Give back the whole listing exactly as shown.

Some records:
..........
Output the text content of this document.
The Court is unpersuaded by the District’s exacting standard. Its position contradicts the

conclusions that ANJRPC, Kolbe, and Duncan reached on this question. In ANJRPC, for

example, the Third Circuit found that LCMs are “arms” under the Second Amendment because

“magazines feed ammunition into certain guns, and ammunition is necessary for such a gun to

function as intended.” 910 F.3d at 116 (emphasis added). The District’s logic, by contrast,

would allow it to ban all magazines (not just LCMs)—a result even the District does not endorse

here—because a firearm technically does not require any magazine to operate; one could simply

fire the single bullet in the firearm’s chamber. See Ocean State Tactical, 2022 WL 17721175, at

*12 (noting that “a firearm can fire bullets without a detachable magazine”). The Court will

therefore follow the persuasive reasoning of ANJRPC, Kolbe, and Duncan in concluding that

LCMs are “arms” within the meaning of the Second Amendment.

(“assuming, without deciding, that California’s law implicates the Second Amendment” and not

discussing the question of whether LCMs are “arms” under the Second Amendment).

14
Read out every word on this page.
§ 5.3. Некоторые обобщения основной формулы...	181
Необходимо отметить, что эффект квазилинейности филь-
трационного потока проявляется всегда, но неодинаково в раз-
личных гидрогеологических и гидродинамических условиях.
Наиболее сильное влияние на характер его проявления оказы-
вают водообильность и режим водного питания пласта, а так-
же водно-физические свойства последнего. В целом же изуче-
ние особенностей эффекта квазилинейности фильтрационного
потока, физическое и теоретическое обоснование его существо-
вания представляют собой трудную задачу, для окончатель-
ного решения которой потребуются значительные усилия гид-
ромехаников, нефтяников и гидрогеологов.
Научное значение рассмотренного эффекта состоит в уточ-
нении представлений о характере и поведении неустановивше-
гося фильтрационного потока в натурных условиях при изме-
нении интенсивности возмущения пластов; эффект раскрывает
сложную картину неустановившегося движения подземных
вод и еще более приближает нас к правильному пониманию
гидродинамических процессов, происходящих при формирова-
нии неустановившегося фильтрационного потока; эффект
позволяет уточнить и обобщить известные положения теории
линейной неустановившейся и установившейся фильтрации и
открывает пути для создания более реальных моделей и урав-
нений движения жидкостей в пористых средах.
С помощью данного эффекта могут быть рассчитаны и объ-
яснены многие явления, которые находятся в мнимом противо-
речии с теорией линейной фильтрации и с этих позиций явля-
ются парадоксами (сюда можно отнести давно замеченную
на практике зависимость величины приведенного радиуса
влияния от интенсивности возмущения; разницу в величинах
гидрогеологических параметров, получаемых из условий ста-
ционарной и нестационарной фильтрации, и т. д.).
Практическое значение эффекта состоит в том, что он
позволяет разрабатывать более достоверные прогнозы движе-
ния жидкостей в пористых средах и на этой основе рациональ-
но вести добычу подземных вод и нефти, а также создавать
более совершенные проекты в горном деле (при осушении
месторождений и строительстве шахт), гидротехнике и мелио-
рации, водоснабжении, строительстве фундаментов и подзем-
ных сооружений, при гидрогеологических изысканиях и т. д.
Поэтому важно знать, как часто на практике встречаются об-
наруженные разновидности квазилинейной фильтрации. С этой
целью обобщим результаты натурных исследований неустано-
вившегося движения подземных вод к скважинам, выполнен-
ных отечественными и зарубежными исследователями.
..........
▶ Finished task:
Output the text content of this document.
The Court is unpersuaded by the District’s exacting standard. Its position contradicts the

conclusions that ANJRPC, Kolbe, and Duncan reached on this question. In ANJRPC, for

example, the Third Circuit found that LCMs are “arms” under the Second Amendment because

“magazines feed ammunition into certain guns, and ammunition is necessary for such a gun to

function as intended.” 910 F.3d at 116 (emphasis added). The District’s logic, by contrast,

would allow it to ban all magazines (not just LCMs)—a result even the District does not endorse

here—because a firearm technically does not require any magazine to operate; one could simply

fire the single bullet in the firearm’s chamber. See Ocean State Tactical, 2022 WL 17721175, at

*12 (noting that “a firearm can fire bullets without a detachable magazine”). The Court will

therefore follow the persuasive reasoning of ANJRPC, Kolbe, and Duncan in concluding that

LCMs are “arms” within the meaning of the Second Amendment.

(“assuming, without deciding, that California’s law implicates the Second Amendment” and not

discussing the question of whether LCMs are “arms” under the Second Amendment).

14
Read out every word on this page.
§ 5.3. Некоторые обобщения основной формулы...	181
Необходимо отметить, что эффект квазилинейности филь-
трационного потока проявляется всегда, но неодинаково в раз-
личных гидрогеологических и гидродинамических условиях.
Наиболее сильное влияние на характер его проявления оказы-
вают водообильность и режим водного питания пласта, а так-
же водно-физические свойства последнего. В целом же изуче-
ние особенностей эффекта квазилинейности фильтрационного
потока, физическое и теоретическое обоснование его существо-
вания представляют собой трудную задачу, для окончатель-
ного решения которой потребуются значительные усилия гид-
ромехаников, нефтяников и гидрогеологов.
Научное значение рассмотренного эффекта состоит в уточ-
нении представлений о характере и поведении неустановивше-
гося фильтрационного потока в натурных условиях при изме-
нении интенсивности возмущения пластов; эффект раскрывает
сложную картину неустановившегося движения подземных
вод и еще более приближает нас к правильному пониманию
гидродинамических процессов, происходящих при формирова-
нии неустановившегося фильтрационного потока; эффект
позволяет уточнить и обобщить известные положения теории
линейной неустановившейся и установившейся фильтрации и
открывает пути для создания более реальных моделей и урав-
нений движения жидкостей в пористых средах.
С помощью данного эффекта могут быть рассчитаны и объ-
яснены многие явления, которые находятся в мнимом противо-
речии с теорией линейной фильтрации и с этих позиций явля-
ются парадоксами (сюда можно отнести давно замеченную
на практике зависимость величины приведенного радиуса
влияния от интенсивности возмущения; разницу в величинах
гидрогеологических параметров, получаемых из условий ста-
ционарной и нестационарной фильтрации, и т. д.).
Практическое значение эффекта состоит в том, что он
позволяет разрабатывать более достоверные прогнозы движе-
ния жидкостей в пористых средах и на этой основе рациональ-
но вести добычу подземных вод и нефти, а также создавать
более совершенные проекты в горном деле (при осушении
месторождений и строительстве шахт), гидротехнике и мелио-
рации, водоснабжении, строительстве фундаментов и подзем-
ных сооружений, при гидрогеологических изысканиях и т. д.
Поэтому важно знать, как часто на практике встречаются об-
наруженные разновидности квазилинейной фильтрации. С этой
целью обобщим результаты натурных исследований неустано-
вившегося движения подземных вод к скважинам, выполнен-
ных отечественными и зарубежными исследователями.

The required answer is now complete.